● Source records
• • •
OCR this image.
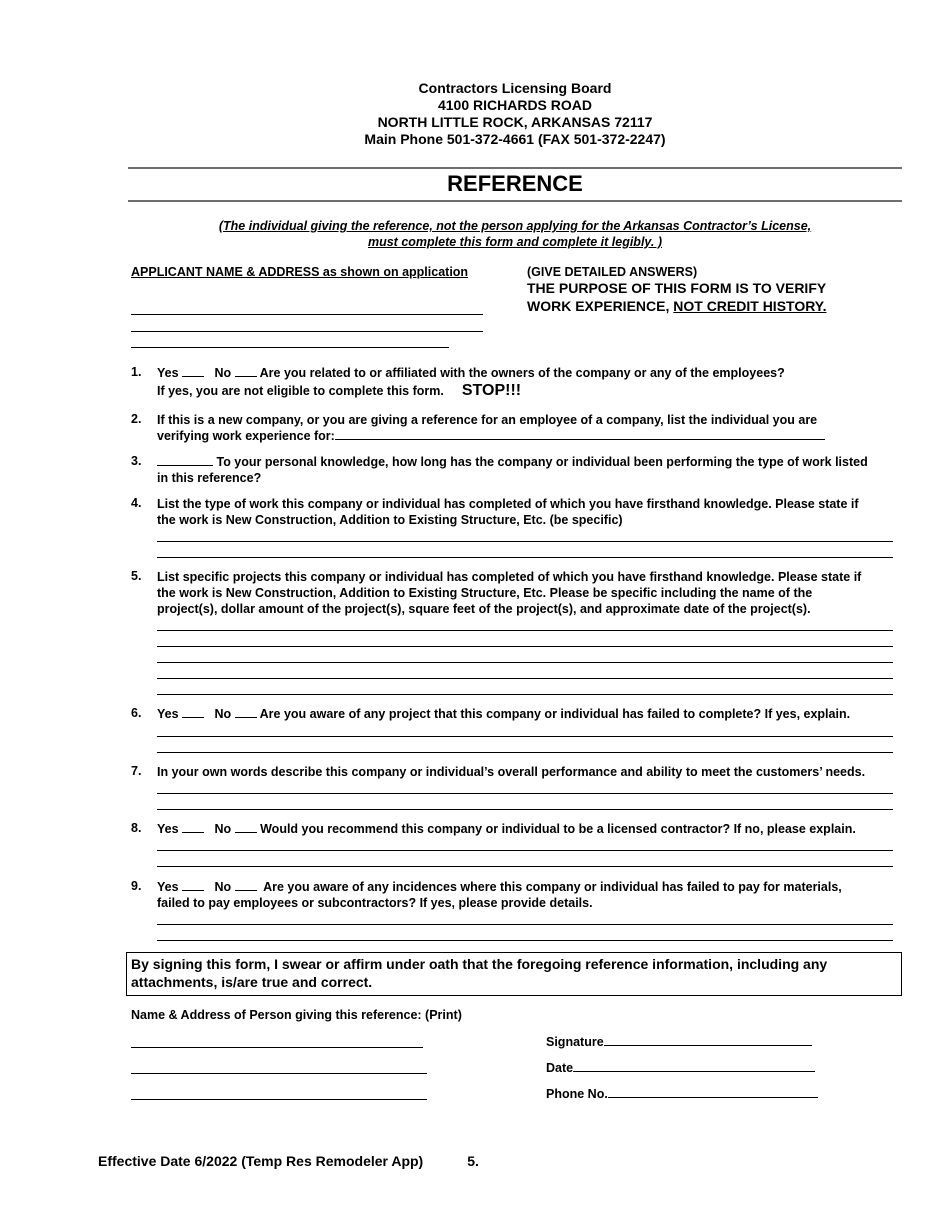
Contractors Licensing Board
4100 RICHARDS ROAD
NORTH LITTLE ROCK, ARKANSAS 72117
Main Phone 501-372-4661 (FAX 501-372-2247)
REFERENCE
(The individual giving the reference, not the person applying for the Arkansas Contractor’s License,
must complete this form and complete it legibly. )
APPLICANT NAME & ADDRESS as shown on application	(GIVE DETAILED ANSWERS)
THE PURPOSE OF THIS FORM IS TO VERIFY
WORK EXPERIENCE, NOT CREDIT HISTORY.
1. Yes	No Are you related to or affiliated with the owners of the company or any of the employees?
If yes, you are not eligible to complete this form. STOP!!!
2. If this is a new company, or you are giving a reference for an employee of a company, list the individual you are
verifying work experience for:
3.	To your personal knowledge, how long has the company or individual been performing the type of work listed
in this reference?
4. List the type of work this company or individual has completed of which you have firsthand knowledge. Please state if
the work is New Construction, Addition to Existing Structure, Etc. (be specific)
5. List specific projects this company or individual has completed of which you have firsthand knowledge. Please state if
the work is New Construction, Addition to Existing Structure, Etc. Please be specific including the name of the
project(s), dollar amount of the project(s), square feet of the project(s), and approximate date of the project(s).
6. Yes	No Are you aware of any project that this company or individual has failed to complete? If yes, explain.
7. In your own words describe this company or individual’s overall performance and ability to meet the customers’ needs.
8. Yes	No Would you recommend this company or individual to be a licensed contractor? If no, please explain.
9. Yes	No	Are you aware of any incidences where this company or individual has failed to pay for materials,
failed to pay employees or subcontractors? If yes, please provide details.
By signing this form, I swear or affirm under oath that the foregoing reference information, including any
attachments, is/are true and correct.
Name & Address of Person giving this reference: (Print)
Signature
Date
Phone No.
Effective Date 6/2022 (Temp Res Remodeler App)	5.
• • •
● Exercise details
Read through the entries and copy each line in which "failed" appears.

● Worked answer
6. Yes	No Are you aware of any project that this company or individual has failed to complete? If yes, explain.
9. Yes	No	Are you aware of any incidences where this company or individual has failed to pay for materials,
failed to pay employees or subcontractors? If yes, please provide details.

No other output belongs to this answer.